[Records excerpted from a collection]
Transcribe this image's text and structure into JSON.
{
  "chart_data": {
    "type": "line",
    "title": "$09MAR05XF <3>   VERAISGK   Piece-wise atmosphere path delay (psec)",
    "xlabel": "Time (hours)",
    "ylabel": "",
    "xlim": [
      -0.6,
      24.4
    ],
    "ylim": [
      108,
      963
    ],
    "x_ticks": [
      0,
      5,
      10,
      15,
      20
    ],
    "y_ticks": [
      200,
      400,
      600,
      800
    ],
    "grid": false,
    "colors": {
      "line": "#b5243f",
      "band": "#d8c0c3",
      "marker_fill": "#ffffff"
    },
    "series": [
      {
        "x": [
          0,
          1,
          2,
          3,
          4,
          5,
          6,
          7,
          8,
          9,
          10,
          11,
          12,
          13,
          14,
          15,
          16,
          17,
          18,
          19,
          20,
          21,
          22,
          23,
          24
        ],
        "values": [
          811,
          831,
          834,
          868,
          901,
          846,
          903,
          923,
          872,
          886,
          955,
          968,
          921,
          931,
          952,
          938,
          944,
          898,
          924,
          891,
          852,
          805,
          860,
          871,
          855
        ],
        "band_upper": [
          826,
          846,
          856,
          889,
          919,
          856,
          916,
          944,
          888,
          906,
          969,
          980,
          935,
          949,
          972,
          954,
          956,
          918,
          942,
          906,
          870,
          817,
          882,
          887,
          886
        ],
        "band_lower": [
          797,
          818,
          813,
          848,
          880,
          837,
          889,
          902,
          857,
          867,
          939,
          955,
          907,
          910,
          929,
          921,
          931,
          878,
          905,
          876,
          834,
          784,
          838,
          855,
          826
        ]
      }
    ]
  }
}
==
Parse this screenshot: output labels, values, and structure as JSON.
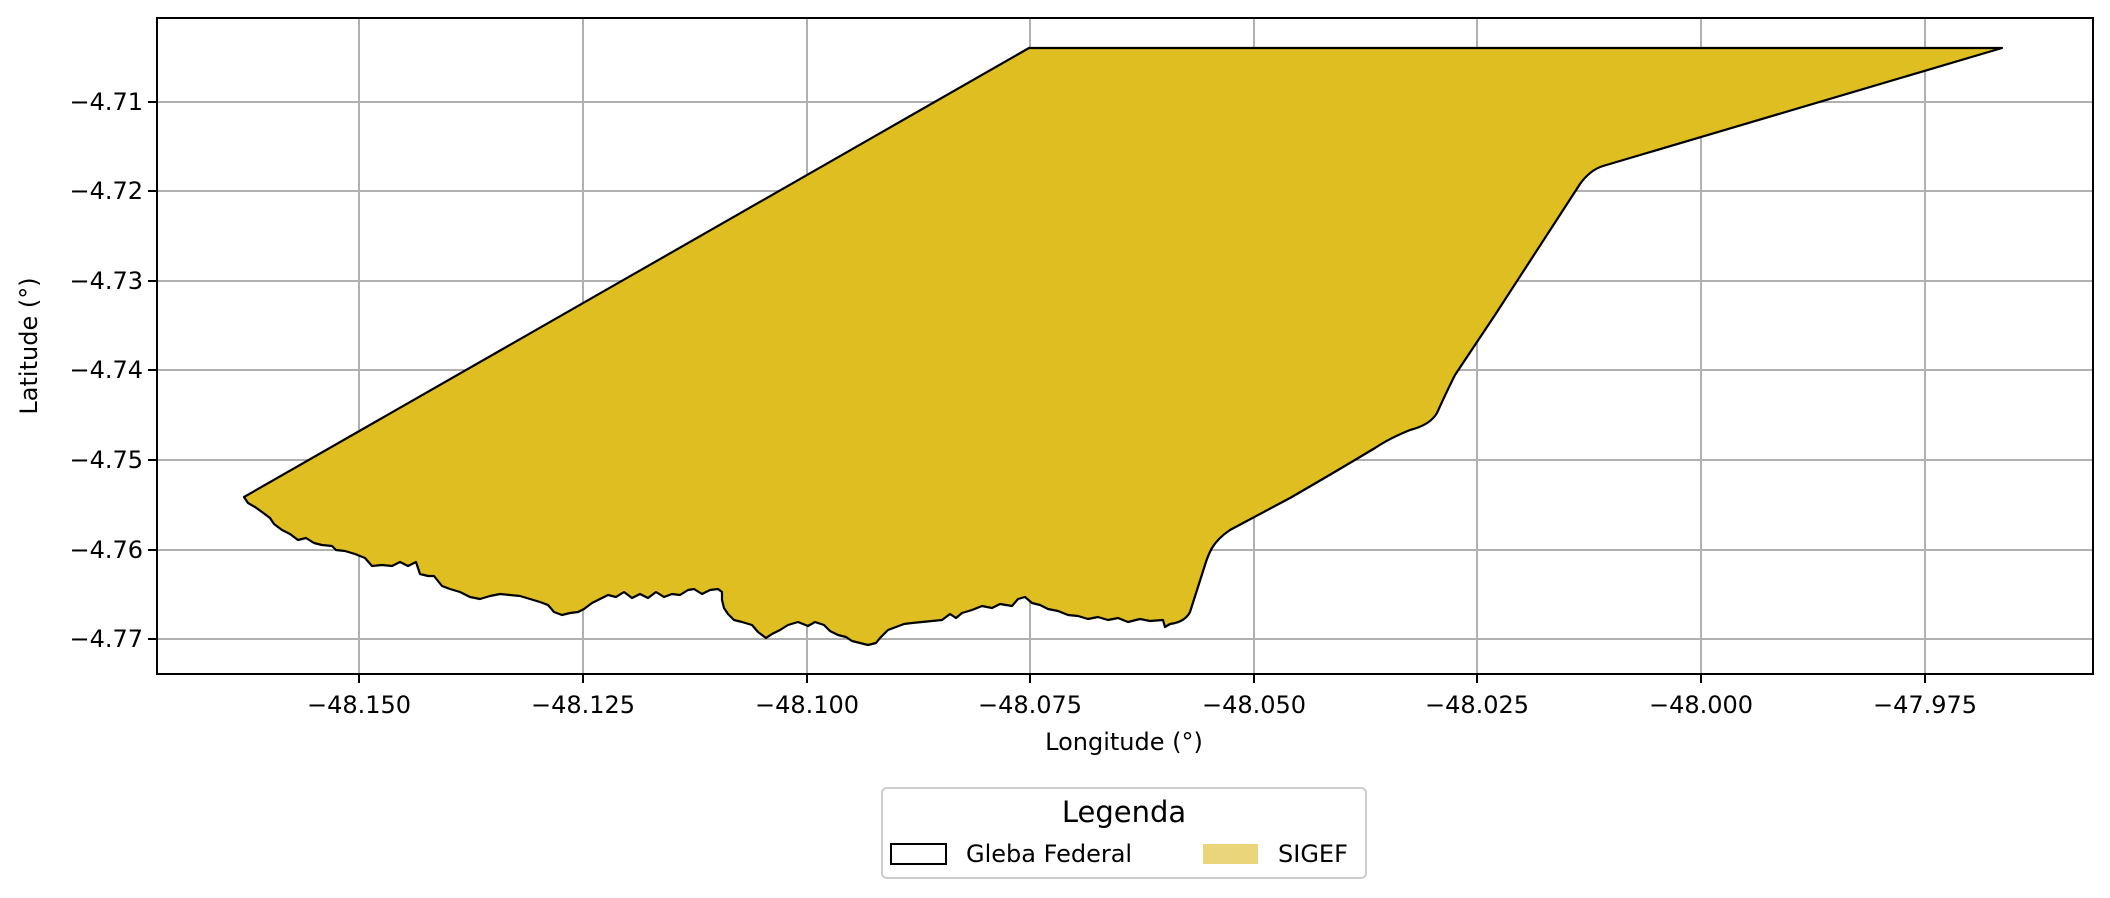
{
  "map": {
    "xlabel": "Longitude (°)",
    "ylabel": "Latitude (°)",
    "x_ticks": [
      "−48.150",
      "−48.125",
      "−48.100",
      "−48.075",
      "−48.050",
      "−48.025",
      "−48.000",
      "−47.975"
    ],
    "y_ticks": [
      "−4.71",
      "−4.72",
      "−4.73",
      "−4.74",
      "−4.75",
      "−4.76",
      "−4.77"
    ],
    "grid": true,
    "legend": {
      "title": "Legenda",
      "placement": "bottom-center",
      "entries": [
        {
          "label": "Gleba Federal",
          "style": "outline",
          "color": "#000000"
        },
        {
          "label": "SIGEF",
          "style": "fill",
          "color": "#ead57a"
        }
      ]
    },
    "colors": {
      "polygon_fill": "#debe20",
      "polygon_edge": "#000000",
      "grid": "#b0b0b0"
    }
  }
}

◆ **Aim of the exercise**: Select all lines in the listing that include the word "JSON".

◆ **Worked solution**:
Transcribe this image's text and structure into JSON.
Parse this screenshot: output labels, values, and structure as JSON.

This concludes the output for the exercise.